WHAT IS BEING ASKED: Select all lines in the records that include "текст".
-----
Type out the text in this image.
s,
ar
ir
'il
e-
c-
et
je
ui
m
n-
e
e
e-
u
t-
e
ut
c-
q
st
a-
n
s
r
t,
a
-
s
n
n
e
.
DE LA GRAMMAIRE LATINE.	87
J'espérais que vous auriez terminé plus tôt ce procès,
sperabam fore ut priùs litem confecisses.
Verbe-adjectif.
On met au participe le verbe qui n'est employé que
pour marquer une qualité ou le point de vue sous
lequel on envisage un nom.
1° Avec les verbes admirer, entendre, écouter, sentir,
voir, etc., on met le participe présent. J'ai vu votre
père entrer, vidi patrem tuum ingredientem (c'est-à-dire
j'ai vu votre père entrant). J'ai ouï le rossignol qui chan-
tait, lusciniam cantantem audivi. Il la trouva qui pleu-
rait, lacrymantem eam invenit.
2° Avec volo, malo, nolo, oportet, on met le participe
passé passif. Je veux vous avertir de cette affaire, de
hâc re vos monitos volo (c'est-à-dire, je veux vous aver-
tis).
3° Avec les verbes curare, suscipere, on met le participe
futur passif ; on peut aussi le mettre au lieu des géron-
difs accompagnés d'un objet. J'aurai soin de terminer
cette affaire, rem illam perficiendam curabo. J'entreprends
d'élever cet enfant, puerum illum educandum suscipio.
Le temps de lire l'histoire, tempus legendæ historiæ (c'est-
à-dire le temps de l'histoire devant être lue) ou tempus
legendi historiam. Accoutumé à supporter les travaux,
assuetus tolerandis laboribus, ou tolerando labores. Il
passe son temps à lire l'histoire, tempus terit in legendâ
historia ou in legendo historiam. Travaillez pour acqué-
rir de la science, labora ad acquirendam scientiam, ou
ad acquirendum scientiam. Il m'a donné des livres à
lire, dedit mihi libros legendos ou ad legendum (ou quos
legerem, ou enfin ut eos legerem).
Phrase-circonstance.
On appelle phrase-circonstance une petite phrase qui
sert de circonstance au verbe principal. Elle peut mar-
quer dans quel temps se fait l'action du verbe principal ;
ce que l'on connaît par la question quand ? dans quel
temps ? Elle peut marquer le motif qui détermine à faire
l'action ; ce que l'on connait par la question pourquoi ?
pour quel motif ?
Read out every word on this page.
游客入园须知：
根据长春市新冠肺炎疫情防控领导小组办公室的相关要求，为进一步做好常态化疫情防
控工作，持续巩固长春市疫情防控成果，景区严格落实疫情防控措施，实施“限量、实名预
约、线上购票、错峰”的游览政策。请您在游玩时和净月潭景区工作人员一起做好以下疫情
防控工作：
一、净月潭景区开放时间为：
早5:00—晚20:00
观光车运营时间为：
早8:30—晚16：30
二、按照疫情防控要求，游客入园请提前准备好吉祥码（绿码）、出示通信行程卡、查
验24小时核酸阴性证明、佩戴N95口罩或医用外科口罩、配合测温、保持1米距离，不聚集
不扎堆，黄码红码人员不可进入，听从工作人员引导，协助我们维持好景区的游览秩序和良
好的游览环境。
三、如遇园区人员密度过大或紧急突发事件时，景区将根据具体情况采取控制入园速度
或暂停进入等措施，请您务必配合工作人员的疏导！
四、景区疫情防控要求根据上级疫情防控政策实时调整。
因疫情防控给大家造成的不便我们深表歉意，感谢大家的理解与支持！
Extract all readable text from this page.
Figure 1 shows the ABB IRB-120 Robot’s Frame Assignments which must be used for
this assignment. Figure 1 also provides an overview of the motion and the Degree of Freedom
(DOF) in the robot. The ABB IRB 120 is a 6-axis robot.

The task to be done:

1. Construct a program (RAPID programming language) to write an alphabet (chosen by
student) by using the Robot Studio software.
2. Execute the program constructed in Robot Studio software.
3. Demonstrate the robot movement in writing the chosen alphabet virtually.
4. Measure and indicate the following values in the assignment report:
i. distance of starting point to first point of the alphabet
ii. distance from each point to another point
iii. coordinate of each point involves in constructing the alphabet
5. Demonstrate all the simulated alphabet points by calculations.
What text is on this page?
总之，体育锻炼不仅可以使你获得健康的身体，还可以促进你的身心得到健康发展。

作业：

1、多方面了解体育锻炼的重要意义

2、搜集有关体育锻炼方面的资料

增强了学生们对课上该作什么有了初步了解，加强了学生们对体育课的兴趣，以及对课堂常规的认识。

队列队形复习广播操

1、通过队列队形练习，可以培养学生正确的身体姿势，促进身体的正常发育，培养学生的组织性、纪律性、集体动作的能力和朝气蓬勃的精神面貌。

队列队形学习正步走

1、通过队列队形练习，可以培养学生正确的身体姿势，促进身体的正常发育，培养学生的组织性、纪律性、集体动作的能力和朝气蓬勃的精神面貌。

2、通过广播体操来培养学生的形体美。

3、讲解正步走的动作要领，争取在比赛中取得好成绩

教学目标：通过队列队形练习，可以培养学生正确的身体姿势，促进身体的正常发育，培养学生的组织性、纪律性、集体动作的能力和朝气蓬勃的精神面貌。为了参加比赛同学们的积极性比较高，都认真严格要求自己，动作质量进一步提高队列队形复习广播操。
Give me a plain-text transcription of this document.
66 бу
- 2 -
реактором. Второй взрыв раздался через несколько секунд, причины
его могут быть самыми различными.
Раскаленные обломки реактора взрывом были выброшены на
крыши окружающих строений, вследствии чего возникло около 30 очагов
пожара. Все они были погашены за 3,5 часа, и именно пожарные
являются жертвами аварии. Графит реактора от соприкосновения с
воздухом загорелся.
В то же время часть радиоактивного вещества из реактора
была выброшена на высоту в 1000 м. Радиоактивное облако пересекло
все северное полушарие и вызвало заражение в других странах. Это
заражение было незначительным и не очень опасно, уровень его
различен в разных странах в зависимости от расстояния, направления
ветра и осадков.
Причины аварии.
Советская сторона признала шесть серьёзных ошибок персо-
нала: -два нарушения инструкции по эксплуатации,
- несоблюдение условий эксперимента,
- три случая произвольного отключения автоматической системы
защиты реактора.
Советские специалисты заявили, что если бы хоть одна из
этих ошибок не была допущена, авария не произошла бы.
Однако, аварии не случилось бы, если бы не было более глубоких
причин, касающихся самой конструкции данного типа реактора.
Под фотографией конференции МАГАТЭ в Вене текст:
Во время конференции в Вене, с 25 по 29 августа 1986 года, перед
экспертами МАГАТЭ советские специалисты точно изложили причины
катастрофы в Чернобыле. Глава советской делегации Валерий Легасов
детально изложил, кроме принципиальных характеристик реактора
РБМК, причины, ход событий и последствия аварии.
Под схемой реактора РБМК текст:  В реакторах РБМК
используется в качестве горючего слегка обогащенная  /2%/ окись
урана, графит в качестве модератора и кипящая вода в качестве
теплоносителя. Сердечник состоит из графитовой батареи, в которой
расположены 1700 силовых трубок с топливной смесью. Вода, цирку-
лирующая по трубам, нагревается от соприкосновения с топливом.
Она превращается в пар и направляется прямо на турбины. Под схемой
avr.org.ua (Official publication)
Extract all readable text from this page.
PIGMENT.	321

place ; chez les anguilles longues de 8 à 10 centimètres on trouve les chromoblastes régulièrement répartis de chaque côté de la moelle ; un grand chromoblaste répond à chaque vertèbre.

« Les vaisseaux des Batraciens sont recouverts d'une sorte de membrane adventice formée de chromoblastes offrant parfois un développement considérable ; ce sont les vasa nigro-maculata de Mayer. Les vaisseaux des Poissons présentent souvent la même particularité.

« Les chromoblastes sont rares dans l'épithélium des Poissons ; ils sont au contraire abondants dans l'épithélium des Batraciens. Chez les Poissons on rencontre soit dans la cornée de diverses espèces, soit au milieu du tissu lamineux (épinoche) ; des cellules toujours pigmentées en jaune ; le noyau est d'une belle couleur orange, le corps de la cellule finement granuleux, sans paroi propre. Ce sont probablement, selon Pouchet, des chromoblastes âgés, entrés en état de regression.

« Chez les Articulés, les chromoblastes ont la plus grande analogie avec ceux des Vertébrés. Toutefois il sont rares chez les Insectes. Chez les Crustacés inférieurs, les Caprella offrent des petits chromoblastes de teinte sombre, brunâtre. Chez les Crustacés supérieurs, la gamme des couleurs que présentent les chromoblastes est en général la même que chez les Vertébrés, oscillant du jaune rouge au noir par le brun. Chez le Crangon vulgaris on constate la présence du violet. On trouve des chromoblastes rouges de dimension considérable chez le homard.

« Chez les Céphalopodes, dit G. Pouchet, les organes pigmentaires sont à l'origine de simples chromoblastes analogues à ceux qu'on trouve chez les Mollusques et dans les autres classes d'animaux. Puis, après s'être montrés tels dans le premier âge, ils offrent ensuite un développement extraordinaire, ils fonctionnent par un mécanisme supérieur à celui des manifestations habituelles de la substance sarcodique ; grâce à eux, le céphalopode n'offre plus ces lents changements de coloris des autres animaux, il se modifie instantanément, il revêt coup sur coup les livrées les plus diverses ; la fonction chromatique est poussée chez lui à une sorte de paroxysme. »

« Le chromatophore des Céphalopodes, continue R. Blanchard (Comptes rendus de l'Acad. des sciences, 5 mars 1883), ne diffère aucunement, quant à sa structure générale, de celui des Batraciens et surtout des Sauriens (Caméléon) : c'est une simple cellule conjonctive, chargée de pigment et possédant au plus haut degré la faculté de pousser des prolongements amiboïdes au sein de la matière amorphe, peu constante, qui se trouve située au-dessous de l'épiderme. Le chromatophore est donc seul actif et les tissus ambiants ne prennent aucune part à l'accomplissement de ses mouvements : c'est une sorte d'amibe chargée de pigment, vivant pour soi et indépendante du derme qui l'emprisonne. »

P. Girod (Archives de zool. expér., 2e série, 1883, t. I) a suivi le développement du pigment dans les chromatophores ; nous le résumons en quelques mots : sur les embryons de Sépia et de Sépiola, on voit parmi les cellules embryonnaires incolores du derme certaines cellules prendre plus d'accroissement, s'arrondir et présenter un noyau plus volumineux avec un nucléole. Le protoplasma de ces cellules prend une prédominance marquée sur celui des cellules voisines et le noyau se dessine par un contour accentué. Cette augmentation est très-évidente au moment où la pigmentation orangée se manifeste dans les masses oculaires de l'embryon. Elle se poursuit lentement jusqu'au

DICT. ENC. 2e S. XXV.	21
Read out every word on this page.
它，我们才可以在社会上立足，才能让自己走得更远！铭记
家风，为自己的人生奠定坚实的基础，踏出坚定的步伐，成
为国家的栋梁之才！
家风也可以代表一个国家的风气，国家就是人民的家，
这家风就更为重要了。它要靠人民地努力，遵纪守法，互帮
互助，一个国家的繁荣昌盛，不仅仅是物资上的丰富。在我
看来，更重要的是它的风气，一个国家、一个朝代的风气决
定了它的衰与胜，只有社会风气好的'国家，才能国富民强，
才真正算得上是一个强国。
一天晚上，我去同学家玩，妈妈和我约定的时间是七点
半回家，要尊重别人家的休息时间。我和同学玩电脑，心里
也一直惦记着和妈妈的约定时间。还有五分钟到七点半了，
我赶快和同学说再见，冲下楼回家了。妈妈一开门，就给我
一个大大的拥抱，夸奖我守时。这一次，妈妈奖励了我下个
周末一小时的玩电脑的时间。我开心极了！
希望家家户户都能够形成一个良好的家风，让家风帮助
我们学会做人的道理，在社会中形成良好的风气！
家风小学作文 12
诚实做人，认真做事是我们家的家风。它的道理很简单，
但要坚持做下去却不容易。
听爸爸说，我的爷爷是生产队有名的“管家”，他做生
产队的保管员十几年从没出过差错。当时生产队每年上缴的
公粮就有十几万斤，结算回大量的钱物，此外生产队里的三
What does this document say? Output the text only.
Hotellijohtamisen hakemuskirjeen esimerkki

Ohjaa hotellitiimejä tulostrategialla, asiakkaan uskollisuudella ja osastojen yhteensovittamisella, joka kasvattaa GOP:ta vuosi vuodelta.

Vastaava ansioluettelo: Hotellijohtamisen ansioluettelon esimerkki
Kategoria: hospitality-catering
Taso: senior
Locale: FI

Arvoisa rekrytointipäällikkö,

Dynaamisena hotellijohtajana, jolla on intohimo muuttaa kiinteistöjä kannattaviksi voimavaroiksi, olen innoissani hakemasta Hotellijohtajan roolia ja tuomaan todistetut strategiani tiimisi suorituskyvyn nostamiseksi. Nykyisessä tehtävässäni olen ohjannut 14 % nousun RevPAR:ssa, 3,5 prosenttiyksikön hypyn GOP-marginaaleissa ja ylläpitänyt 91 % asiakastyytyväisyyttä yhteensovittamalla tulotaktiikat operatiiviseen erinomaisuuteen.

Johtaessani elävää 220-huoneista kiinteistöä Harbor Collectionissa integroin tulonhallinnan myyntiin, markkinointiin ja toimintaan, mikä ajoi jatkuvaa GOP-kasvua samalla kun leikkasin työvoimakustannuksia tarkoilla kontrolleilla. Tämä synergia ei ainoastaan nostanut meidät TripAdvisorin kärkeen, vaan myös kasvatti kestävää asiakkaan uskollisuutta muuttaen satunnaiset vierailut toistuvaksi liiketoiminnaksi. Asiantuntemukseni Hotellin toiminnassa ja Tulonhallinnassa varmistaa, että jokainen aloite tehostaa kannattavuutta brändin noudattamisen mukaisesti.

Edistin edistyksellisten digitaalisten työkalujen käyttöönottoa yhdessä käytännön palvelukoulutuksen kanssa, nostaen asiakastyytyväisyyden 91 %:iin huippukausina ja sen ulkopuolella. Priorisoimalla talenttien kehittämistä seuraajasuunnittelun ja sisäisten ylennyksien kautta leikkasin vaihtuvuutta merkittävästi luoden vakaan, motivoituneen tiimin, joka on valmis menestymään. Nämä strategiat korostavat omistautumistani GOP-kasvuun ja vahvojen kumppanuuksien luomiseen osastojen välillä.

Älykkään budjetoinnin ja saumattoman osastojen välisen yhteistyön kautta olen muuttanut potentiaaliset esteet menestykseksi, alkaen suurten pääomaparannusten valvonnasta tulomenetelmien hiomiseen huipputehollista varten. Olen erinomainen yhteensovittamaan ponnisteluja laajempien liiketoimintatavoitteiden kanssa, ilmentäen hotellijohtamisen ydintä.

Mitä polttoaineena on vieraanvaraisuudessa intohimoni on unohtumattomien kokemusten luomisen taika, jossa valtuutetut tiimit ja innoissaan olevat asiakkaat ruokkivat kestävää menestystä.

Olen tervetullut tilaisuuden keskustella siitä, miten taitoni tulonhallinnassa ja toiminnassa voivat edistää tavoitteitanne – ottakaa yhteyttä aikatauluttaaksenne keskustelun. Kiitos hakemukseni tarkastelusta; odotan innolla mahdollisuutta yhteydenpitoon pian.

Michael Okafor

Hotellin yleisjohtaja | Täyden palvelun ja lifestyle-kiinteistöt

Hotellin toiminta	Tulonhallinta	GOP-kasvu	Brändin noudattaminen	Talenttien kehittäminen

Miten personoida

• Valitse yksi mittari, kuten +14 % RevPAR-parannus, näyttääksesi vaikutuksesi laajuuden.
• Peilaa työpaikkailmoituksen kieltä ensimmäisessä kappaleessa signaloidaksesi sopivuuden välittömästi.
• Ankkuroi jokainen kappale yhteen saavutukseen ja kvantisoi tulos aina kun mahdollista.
-----
SOLUTION TO THIS PROBLEM:
Под фотографией конференции МАГАТЭ в Вене текст:
Под схемой реактора РБМК текст:  В реакторах РБМК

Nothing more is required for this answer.